**Exercise objective:**
Write out the records word for word, with no pictures.
[start of Source material]
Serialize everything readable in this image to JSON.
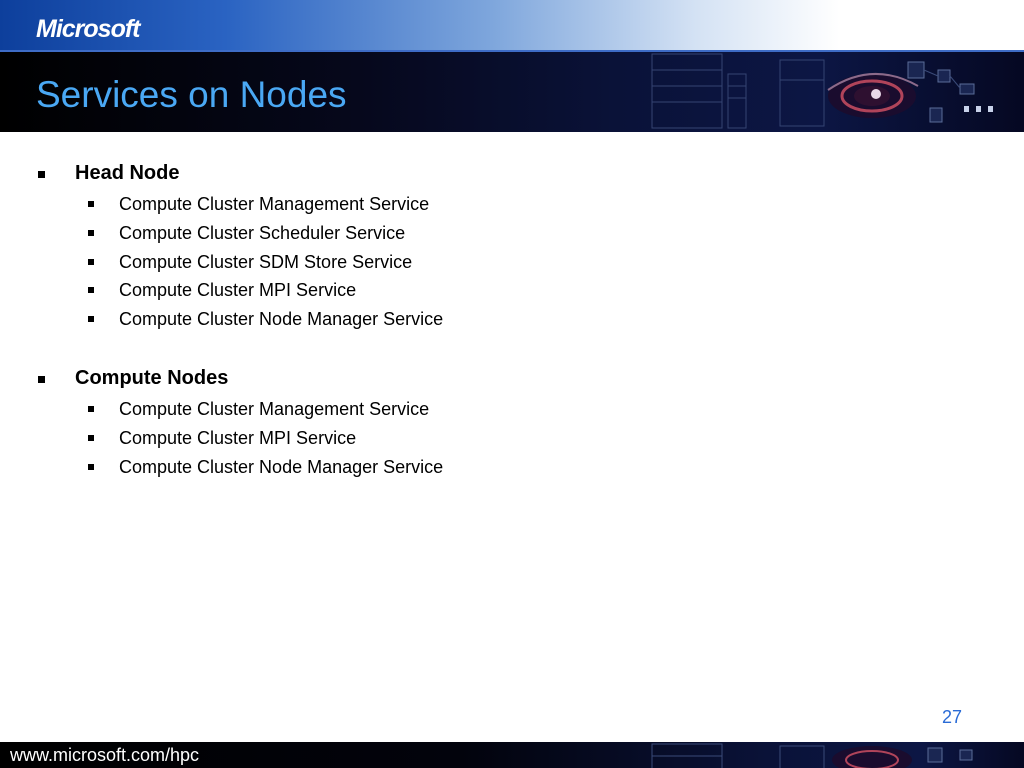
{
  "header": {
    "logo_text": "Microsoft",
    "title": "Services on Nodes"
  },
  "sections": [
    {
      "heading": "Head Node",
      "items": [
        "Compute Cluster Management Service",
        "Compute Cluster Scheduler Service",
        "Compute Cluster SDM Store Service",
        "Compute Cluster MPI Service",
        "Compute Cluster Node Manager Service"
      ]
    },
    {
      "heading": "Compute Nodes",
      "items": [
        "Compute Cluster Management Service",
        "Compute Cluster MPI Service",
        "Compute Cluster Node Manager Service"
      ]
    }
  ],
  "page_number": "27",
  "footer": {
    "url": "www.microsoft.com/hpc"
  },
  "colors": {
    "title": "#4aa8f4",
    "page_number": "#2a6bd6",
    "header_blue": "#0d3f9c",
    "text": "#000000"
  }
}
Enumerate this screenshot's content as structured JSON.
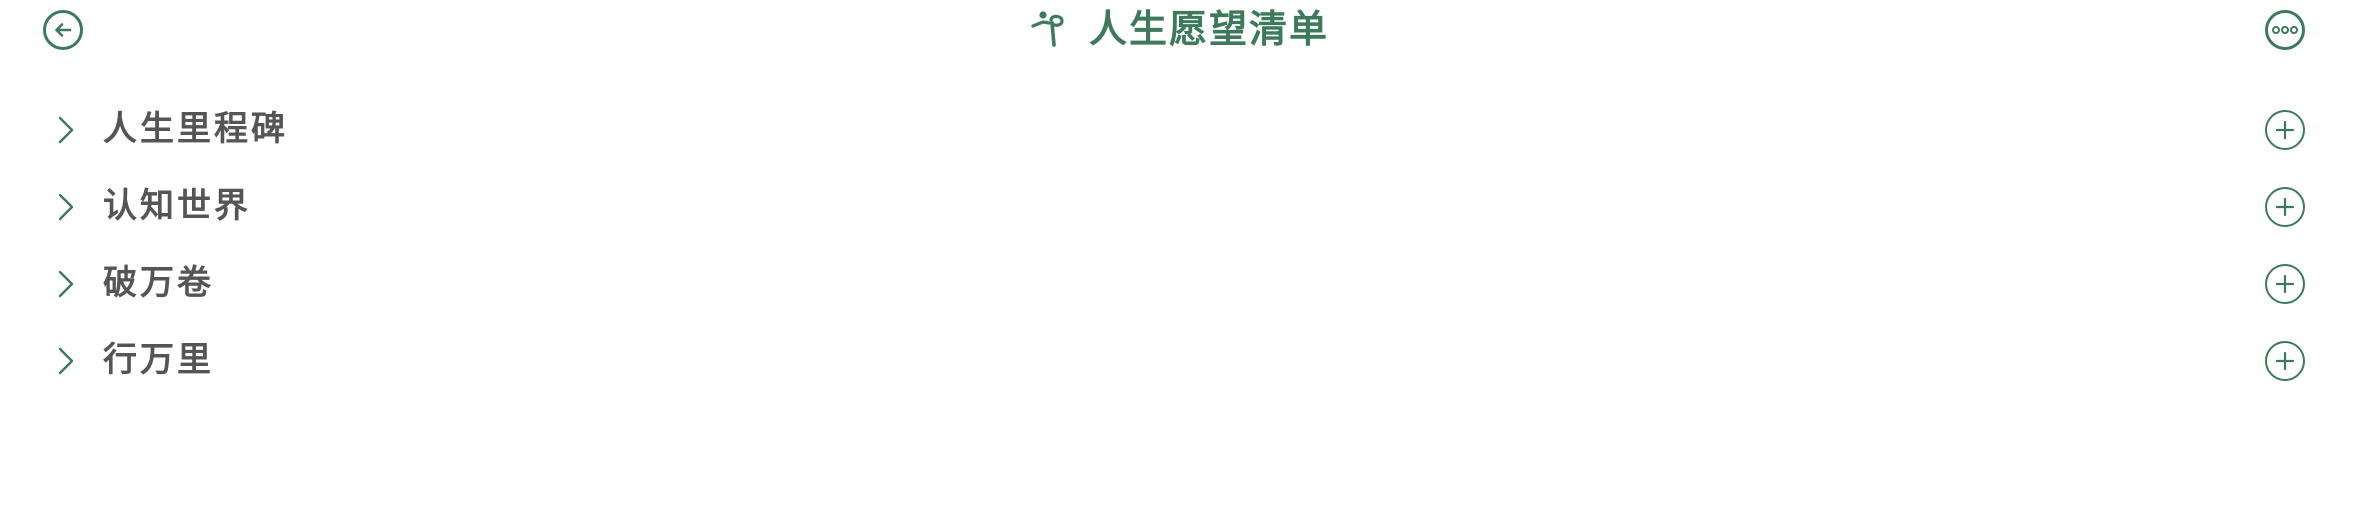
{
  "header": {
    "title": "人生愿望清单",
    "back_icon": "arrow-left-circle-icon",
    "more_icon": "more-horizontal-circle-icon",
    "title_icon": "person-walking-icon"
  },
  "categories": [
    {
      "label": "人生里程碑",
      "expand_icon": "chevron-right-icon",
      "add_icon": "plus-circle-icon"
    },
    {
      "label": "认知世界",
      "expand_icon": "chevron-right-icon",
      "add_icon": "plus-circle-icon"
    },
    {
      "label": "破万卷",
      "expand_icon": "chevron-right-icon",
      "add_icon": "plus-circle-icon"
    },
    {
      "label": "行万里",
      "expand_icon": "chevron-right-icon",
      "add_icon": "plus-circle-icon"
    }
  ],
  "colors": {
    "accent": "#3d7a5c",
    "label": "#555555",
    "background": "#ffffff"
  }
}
[end of Source material]
**Task answer:**
Serialize everything readable in this image to JSON.
{
  "header": {
    "logo_text": "Microsoft",
    "title": "Services on Nodes"
  },
  "sections": [
    {
      "heading": "Head Node",
      "items": [
        "Compute Cluster Management Service",
        "Compute Cluster Scheduler Service",
        "Compute Cluster SDM Store Service",
        "Compute Cluster MPI Service",
        "Compute Cluster Node Manager Service"
      ]
    },
    {
      "heading": "Compute Nodes",
      "items": [
        "Compute Cluster Management Service",
        "Compute Cluster MPI Service",
        "Compute Cluster Node Manager Service"
      ]
    }
  ],
  "page_number": "27",
  "footer": {
    "url": "www.microsoft.com/hpc"
  },
  "colors": {
    "title": "#4aa8f4",
    "page_number": "#2a6bd6",
    "header_blue": "#0d3f9c",
    "text": "#000000"
  }
}
Enumerate this screenshot's content as structured JSON.
{
  "header": {
    "title": "人生愿望清单",
    "back_icon": "arrow-left-circle-icon",
    "more_icon": "more-horizontal-circle-icon",
    "title_icon": "person-walking-icon"
  },
  "categories": [
    {
      "label": "人生里程碑",
      "expand_icon": "chevron-right-icon",
      "add_icon": "plus-circle-icon"
    },
    {
      "label": "认知世界",
      "expand_icon": "chevron-right-icon",
      "add_icon": "plus-circle-icon"
    },
    {
      "label": "破万卷",
      "expand_icon": "chevron-right-icon",
      "add_icon": "plus-circle-icon"
    },
    {
      "label": "行万里",
      "expand_icon": "chevron-right-icon",
      "add_icon": "plus-circle-icon"
    }
  ],
  "colors": {
    "accent": "#3d7a5c",
    "label": "#555555",
    "background": "#ffffff"
  }
}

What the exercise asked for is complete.